Render this sentence from the Anti-Slavery Day text in French: "AFRUCA are pleased to be involved with an event to discuss the impact of Modern Day Slavery from Nigeria."
======== GIVEN TEXT ========
Celebrating Anti-Slavery Day: AFRUCA goes to Parliament

Wednesday 18th October 2017 marks Anti-Slavery Day in the UK, an opportunity for us to highlight the issue that is Modern Day Slavery.

AFRUCA are pleased to be involved with an event to discuss the impact of Modern Day Slavery from Nigeria.

Nigeria is the fourth largest source of human trafficking to the UK, and the International Organization for Migration (IOM) estimates that around 80 per cent of girls arriving to Europe from Nigeria through irregular migration are potential victims of trafficking. In July 2016, UK Prime Minister Theresa May announced that £5 million from the UK’s Modern Slavery Fund would be allocated to building the capacity of Nigerian law enforcement to prevent trafficking and provide protection for survivors. In September 2017, a further £7 million support was announced to help tackle the root causes of trafficking from Nigeria to Europe.

Nigerians are consistently one of the largest identified national groups of people trafficked in the world. 243 Nigerians were identified in the UK in 2016 as potential victims of human trafficking and women are twice as likely as men to be trafficked from Nigeria, however, the number of individuals across the board being identified is increasing.
======== EXTRACTED RECORDS ========
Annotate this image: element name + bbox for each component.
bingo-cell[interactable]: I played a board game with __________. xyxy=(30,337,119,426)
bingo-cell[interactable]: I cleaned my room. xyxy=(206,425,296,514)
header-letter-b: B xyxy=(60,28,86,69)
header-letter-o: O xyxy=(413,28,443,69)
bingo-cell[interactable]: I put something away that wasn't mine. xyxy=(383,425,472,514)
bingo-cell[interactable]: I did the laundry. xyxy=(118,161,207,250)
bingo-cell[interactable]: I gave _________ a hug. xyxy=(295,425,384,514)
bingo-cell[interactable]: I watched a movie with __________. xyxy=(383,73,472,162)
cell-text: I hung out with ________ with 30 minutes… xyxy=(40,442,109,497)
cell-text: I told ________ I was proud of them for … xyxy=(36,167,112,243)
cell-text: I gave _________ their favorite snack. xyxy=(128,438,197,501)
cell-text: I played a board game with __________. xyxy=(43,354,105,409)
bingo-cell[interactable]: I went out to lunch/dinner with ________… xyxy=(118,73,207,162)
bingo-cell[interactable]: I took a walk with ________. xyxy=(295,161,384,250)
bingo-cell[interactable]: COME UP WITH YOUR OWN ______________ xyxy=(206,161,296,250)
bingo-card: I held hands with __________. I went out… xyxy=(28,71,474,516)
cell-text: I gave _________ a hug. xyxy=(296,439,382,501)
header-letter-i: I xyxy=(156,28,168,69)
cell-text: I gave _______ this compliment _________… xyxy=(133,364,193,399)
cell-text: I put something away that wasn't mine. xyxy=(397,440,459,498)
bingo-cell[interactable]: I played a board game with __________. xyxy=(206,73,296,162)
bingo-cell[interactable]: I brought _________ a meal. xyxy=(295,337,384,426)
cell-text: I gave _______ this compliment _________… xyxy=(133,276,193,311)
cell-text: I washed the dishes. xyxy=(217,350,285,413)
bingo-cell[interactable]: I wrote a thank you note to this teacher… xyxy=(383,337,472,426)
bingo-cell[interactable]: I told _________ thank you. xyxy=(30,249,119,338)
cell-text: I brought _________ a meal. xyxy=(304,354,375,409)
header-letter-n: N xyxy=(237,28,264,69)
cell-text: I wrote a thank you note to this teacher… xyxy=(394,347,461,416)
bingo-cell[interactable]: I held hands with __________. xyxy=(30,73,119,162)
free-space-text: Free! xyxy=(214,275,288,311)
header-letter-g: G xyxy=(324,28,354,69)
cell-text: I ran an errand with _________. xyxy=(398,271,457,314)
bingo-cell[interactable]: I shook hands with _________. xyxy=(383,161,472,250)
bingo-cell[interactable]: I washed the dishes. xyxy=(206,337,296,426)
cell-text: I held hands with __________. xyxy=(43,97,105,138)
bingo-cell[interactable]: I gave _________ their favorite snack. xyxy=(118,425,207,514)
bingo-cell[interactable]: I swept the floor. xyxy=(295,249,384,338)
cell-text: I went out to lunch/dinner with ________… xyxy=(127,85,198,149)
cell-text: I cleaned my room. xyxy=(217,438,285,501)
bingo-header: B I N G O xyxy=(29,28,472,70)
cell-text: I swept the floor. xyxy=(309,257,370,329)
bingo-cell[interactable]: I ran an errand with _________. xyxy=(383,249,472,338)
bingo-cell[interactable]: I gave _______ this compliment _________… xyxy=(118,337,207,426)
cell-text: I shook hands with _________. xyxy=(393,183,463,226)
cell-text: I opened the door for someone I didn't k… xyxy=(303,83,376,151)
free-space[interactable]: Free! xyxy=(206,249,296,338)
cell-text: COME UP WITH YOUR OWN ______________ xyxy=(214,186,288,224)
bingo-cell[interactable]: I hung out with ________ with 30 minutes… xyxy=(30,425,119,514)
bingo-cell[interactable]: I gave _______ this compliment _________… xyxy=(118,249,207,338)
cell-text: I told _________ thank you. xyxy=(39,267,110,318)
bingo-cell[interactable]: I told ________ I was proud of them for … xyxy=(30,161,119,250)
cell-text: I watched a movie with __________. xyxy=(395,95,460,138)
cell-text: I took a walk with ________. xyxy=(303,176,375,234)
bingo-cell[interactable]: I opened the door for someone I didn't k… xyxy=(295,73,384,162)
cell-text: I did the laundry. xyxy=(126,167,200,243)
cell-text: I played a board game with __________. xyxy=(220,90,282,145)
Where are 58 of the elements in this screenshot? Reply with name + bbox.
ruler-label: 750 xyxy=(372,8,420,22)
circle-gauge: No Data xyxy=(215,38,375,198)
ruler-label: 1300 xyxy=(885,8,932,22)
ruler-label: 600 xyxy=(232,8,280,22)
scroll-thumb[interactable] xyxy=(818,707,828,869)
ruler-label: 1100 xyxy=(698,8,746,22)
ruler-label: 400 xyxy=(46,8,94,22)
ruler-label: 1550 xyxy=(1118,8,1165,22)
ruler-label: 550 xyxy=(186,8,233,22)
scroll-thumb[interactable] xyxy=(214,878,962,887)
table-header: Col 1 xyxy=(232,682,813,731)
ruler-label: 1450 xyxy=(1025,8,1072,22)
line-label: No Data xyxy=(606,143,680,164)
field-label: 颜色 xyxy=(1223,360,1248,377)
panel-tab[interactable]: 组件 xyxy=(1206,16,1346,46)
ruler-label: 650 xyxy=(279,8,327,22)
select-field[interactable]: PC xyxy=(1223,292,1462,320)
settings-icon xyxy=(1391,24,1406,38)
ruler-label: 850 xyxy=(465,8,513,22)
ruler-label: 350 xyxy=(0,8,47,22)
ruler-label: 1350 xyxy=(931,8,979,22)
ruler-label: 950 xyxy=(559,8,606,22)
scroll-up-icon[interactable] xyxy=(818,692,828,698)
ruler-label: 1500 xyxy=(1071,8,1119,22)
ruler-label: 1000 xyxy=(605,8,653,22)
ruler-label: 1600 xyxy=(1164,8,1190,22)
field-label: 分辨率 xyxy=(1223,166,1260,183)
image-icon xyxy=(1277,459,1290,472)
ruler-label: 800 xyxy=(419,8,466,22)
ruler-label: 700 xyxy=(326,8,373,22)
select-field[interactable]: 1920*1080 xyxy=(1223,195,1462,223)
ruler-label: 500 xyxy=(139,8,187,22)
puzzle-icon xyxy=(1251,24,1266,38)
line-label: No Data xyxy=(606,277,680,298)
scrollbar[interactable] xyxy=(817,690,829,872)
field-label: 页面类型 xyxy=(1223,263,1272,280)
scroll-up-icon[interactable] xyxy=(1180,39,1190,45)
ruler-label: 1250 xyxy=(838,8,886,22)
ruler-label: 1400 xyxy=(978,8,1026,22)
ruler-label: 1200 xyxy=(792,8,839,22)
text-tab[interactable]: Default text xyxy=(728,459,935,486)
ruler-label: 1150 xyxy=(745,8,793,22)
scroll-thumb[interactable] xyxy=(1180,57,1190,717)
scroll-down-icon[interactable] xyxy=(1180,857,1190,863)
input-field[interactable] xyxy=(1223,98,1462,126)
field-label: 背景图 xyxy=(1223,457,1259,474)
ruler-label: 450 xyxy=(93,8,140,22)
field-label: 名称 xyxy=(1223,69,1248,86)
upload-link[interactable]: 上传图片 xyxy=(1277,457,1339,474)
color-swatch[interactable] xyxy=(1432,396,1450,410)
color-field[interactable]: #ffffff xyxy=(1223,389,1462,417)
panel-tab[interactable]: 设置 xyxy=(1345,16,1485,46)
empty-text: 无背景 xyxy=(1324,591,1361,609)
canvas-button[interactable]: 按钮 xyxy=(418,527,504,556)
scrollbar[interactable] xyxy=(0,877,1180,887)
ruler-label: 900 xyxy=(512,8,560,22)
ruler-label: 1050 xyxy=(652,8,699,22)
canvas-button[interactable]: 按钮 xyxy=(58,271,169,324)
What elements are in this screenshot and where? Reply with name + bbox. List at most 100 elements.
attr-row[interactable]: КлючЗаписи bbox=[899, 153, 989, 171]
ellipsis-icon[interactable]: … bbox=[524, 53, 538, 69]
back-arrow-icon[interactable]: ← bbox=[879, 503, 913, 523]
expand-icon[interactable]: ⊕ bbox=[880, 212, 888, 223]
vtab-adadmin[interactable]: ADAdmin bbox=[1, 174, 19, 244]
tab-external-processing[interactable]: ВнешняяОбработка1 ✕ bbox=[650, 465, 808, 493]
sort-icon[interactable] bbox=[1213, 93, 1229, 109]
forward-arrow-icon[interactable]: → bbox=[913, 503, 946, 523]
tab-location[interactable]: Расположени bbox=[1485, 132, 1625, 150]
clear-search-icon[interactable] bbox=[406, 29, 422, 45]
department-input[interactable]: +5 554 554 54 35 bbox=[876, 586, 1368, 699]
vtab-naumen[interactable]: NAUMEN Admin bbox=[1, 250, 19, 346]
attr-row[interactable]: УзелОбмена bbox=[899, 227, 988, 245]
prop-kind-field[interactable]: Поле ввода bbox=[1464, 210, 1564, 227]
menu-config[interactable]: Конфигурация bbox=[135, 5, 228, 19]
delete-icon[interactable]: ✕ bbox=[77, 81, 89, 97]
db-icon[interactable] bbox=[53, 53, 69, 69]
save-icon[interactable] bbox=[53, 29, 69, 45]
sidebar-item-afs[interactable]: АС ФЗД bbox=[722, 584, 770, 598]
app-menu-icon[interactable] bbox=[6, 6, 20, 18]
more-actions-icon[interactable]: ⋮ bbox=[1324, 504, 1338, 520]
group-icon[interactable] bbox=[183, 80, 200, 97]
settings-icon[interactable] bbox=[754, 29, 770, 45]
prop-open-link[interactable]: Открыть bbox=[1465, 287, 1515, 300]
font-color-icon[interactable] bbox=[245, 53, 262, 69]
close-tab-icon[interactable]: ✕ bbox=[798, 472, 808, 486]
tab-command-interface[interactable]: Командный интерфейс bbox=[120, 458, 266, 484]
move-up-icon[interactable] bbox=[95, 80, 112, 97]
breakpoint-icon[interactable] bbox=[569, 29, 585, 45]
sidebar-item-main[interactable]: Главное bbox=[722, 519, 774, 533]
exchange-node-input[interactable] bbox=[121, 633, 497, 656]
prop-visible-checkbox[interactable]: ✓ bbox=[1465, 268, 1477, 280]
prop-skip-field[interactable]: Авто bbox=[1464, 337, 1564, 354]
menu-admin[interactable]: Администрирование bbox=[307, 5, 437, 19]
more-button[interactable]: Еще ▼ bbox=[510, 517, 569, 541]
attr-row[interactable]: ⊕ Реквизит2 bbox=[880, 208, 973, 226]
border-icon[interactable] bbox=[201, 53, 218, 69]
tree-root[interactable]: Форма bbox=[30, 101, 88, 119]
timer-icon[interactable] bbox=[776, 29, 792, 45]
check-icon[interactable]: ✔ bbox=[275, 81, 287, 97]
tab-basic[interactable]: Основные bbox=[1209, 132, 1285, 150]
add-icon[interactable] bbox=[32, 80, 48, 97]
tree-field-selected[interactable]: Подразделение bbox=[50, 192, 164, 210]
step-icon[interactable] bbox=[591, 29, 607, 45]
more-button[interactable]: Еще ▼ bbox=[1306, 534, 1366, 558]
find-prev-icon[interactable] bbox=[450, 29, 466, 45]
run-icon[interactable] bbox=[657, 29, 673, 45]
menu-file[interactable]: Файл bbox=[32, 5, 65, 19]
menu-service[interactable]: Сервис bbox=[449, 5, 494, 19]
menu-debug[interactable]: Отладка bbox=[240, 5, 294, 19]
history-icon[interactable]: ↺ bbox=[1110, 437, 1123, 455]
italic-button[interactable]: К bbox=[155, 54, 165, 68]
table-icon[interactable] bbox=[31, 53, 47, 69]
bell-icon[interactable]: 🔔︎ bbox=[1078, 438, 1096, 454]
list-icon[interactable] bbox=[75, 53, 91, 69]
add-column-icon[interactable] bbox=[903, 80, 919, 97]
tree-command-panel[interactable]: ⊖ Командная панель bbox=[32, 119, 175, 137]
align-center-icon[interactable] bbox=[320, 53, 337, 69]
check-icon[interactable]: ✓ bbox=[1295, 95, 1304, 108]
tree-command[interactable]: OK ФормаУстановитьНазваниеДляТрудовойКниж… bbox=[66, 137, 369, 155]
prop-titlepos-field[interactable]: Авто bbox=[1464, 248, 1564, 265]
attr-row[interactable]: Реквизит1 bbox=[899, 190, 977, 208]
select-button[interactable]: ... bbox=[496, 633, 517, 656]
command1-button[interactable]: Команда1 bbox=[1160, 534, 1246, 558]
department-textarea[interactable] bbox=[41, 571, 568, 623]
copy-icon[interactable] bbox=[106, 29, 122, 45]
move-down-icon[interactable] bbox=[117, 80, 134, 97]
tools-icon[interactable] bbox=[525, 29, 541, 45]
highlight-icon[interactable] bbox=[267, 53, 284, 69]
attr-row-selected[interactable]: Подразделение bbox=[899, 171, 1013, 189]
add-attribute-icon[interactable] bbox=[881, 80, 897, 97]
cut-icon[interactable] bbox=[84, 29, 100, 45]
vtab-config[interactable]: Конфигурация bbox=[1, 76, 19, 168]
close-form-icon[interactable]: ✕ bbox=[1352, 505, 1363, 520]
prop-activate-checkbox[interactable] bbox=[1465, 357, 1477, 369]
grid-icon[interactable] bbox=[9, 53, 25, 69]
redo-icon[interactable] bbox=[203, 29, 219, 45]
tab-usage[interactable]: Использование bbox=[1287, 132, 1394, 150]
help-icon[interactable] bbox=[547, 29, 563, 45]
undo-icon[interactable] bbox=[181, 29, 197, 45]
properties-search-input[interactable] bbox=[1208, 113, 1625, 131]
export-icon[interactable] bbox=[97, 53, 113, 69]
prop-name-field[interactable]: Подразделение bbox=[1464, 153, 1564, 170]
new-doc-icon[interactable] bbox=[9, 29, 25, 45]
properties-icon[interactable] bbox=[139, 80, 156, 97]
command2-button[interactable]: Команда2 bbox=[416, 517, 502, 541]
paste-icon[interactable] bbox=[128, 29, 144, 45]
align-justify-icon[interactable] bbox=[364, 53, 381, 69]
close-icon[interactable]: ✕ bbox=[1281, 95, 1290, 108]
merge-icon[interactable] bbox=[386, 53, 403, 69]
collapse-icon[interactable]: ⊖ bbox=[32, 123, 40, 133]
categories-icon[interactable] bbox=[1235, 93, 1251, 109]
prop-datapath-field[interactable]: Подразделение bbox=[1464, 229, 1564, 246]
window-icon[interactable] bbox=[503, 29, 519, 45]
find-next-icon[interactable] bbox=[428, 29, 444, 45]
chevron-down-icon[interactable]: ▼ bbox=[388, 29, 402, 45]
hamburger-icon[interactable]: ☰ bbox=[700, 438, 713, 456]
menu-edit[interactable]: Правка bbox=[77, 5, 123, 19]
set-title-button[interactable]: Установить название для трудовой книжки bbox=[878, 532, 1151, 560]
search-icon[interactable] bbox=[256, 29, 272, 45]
========
=== ANSWER TO THIS PROBLEM ===
AFRUCA est heureuse de participer à un événement visant à discuter de l'impact de l'esclavage moderne en provenance du Nigeria.